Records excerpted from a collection
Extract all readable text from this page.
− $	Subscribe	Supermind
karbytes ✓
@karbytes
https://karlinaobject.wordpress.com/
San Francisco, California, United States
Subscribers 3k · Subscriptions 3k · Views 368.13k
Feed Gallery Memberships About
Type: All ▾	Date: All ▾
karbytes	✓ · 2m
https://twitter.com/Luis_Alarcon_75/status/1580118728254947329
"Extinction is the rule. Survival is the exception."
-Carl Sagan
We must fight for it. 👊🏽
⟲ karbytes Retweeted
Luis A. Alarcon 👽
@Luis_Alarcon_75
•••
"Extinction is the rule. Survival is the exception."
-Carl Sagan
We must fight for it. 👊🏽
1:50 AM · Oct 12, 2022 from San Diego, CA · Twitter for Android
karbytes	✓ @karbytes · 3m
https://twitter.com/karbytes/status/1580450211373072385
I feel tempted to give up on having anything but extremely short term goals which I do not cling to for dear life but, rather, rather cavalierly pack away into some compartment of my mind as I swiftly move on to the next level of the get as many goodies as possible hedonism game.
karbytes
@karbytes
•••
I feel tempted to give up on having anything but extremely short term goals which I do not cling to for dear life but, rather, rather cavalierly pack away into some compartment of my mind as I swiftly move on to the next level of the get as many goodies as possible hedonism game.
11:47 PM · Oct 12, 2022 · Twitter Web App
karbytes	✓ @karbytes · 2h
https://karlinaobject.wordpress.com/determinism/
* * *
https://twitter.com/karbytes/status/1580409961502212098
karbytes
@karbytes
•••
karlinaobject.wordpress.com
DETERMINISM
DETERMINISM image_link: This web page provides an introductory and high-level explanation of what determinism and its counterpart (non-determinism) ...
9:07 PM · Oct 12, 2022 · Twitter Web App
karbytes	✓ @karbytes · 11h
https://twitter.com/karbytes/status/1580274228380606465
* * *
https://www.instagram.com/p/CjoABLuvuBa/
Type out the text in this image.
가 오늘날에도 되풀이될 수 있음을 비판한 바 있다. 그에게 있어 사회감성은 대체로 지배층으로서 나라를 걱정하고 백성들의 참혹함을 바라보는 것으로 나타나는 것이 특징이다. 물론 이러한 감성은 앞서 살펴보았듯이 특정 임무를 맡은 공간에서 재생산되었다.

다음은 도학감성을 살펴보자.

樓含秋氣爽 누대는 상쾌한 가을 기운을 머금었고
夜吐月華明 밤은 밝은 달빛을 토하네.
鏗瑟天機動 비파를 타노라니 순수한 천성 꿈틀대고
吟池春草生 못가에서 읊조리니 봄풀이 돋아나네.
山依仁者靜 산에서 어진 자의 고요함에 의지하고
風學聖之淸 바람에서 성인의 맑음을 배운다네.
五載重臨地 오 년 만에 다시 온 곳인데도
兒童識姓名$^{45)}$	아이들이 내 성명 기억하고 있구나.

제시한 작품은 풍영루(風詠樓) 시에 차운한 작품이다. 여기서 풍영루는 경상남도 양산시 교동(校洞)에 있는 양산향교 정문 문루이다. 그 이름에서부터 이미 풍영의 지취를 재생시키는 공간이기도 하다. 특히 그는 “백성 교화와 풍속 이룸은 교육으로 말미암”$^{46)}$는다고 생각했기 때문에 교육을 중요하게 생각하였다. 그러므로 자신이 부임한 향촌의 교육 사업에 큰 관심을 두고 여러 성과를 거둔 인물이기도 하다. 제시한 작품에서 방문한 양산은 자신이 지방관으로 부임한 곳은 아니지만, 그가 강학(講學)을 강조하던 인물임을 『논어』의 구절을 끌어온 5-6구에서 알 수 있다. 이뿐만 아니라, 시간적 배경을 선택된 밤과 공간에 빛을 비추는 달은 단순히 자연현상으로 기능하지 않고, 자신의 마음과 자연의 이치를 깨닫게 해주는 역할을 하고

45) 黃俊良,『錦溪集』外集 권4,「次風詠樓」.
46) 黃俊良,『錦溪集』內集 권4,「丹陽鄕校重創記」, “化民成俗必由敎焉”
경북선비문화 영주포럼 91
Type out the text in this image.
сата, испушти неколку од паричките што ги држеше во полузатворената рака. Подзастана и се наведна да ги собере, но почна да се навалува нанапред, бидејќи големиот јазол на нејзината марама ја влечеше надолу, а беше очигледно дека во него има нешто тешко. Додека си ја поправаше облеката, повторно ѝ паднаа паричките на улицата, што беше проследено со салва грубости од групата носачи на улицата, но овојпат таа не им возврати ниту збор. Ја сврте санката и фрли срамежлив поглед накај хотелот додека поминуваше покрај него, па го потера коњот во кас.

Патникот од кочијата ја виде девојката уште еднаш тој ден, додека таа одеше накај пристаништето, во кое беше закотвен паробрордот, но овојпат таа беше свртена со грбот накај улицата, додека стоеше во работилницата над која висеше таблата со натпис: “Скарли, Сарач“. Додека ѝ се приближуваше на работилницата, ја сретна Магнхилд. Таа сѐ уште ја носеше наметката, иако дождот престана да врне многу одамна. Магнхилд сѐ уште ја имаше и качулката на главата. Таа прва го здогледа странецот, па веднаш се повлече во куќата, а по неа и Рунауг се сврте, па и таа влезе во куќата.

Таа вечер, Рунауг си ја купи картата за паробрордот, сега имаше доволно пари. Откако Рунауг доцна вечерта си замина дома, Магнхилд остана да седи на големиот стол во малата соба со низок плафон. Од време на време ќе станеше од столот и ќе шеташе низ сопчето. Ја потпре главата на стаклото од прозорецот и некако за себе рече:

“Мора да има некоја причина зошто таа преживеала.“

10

◆ DIRECTIONS ◆
Search the data above for the string "Додека" and return every line that has it.

◆ WRITTEN SOLUTION ◆
сата, испушти неколку од паричките што ги држеше во полузатворената рака. Подзастана и се наведна да ги собере, но почна да се навалува нанапред, бидејќи големиот јазол на нејзината марама ја влечеше надолу, а беше очигледно дека во него има нешто тешко. Додека си ја поправаше облеката, повторно ѝ паднаа паричките на улицата, што беше проследено со салва грубости од групата носачи на улицата, но овојпат таа не им возврати ниту збор. Ја сврте санката и фрли срамежлив поглед накај хотелот додека поминуваше покрај него, па го потера коњот во кас.
Патникот од кочијата ја виде девојката уште еднаш тој ден, додека таа одеше накај пристаништето, во кое беше закотвен паробрордот, но овојпат таа беше свртена со грбот накај улицата, додека стоеше во работилницата над која висеше таблата со натпис: “Скарли, Сарач“. Додека ѝ се приближуваше на работилницата, ја сретна Магнхилд. Таа сѐ уште ја носеше наметката, иако дождот престана да врне многу одамна. Магнхилд сѐ уште ја имаше и качулката на главата. Таа прва го здогледа странецот, па веднаш се повлече во куќата, а по неа и Рунауг се сврте, па и таа влезе во куќата.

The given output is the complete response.